→ **DIRECTIVE**:
Below is a listing; reproduce each line of it exactly.
- - -
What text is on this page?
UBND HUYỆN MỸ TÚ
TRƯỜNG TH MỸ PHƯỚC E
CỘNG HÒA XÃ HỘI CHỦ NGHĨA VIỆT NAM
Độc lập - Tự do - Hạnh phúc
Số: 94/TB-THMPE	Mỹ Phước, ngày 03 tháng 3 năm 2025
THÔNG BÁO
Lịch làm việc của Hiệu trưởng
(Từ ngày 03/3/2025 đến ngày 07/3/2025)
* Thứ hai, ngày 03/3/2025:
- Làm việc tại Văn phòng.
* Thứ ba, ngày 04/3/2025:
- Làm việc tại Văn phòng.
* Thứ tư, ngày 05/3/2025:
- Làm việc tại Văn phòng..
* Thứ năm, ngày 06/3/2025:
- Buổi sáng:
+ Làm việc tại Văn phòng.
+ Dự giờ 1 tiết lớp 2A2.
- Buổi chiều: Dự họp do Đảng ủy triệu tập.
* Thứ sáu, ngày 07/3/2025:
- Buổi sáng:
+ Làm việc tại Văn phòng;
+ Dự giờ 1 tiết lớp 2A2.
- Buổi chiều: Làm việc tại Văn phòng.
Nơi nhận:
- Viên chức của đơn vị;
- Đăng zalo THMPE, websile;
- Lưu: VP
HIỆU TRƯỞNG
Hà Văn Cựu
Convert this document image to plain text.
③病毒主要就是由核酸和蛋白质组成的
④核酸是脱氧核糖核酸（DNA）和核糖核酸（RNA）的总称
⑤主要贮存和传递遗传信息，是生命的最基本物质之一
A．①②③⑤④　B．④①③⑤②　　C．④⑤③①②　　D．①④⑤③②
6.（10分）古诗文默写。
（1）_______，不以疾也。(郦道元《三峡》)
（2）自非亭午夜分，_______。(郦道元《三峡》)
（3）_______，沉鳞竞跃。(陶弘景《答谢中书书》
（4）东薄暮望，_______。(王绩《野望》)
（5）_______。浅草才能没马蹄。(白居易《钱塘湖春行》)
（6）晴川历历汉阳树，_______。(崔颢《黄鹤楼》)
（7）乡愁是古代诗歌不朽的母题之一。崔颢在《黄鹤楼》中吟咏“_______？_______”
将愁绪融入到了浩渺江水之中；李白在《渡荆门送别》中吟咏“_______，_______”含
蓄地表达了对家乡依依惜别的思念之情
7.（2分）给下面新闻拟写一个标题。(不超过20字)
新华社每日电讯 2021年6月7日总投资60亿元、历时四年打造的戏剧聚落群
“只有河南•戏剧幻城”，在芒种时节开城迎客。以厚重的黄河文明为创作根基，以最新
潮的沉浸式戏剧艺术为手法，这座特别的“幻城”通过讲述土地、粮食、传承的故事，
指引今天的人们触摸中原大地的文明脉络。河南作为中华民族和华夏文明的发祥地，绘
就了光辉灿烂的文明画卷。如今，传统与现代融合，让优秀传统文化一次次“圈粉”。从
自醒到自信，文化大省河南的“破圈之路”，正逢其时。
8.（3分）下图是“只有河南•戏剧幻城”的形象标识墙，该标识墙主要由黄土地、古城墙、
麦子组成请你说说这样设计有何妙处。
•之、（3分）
- - -
→ **ANSWER TO THIS PROBLEM**:
What text is on this page?
UBND HUYỆN MỸ TÚ
TRƯỜNG TH MỸ PHƯỚC E
CỘNG HÒA XÃ HỘI CHỦ NGHĨA VIỆT NAM
Độc lập - Tự do - Hạnh phúc
Số: 94/TB-THMPE	Mỹ Phước, ngày 03 tháng 3 năm 2025
THÔNG BÁO
Lịch làm việc của Hiệu trưởng
(Từ ngày 03/3/2025 đến ngày 07/3/2025)
* Thứ hai, ngày 03/3/2025:
- Làm việc tại Văn phòng.
* Thứ ba, ngày 04/3/2025:
- Làm việc tại Văn phòng.
* Thứ tư, ngày 05/3/2025:
- Làm việc tại Văn phòng..
* Thứ năm, ngày 06/3/2025:
- Buổi sáng:
+ Làm việc tại Văn phòng.
+ Dự giờ 1 tiết lớp 2A2.
- Buổi chiều: Dự họp do Đảng ủy triệu tập.
* Thứ sáu, ngày 07/3/2025:
- Buổi sáng:
+ Làm việc tại Văn phòng;
+ Dự giờ 1 tiết lớp 2A2.
- Buổi chiều: Làm việc tại Văn phòng.
Nơi nhận:
- Viên chức của đơn vị;
- Đăng zalo THMPE, websile;
- Lưu: VP
HIỆU TRƯỞNG
Hà Văn Cựu
Convert this document image to plain text.
③病毒主要就是由核酸和蛋白质组成的
④核酸是脱氧核糖核酸（DNA）和核糖核酸（RNA）的总称
⑤主要贮存和传递遗传信息，是生命的最基本物质之一
A．①②③⑤④　B．④①③⑤②　　C．④⑤③①②　　D．①④⑤③②
6.（10分）古诗文默写。
（1）_______，不以疾也。(郦道元《三峡》)
（2）自非亭午夜分，_______。(郦道元《三峡》)
（3）_______，沉鳞竞跃。(陶弘景《答谢中书书》
（4）东薄暮望，_______。(王绩《野望》)
（5）_______。浅草才能没马蹄。(白居易《钱塘湖春行》)
（6）晴川历历汉阳树，_______。(崔颢《黄鹤楼》)
（7）乡愁是古代诗歌不朽的母题之一。崔颢在《黄鹤楼》中吟咏“_______？_______”
将愁绪融入到了浩渺江水之中；李白在《渡荆门送别》中吟咏“_______，_______”含
蓄地表达了对家乡依依惜别的思念之情
7.（2分）给下面新闻拟写一个标题。(不超过20字)
新华社每日电讯 2021年6月7日总投资60亿元、历时四年打造的戏剧聚落群
“只有河南•戏剧幻城”，在芒种时节开城迎客。以厚重的黄河文明为创作根基，以最新
潮的沉浸式戏剧艺术为手法，这座特别的“幻城”通过讲述土地、粮食、传承的故事，
指引今天的人们触摸中原大地的文明脉络。河南作为中华民族和华夏文明的发祥地，绘
就了光辉灿烂的文明画卷。如今，传统与现代融合，让优秀传统文化一次次“圈粉”。从
自醒到自信，文化大省河南的“破圈之路”，正逢其时。
8.（3分）下图是“只有河南•戏剧幻城”的形象标识墙，该标识墙主要由黄土地、古城墙、
麦子组成请你说说这样设计有何妙处。
•之、（3分）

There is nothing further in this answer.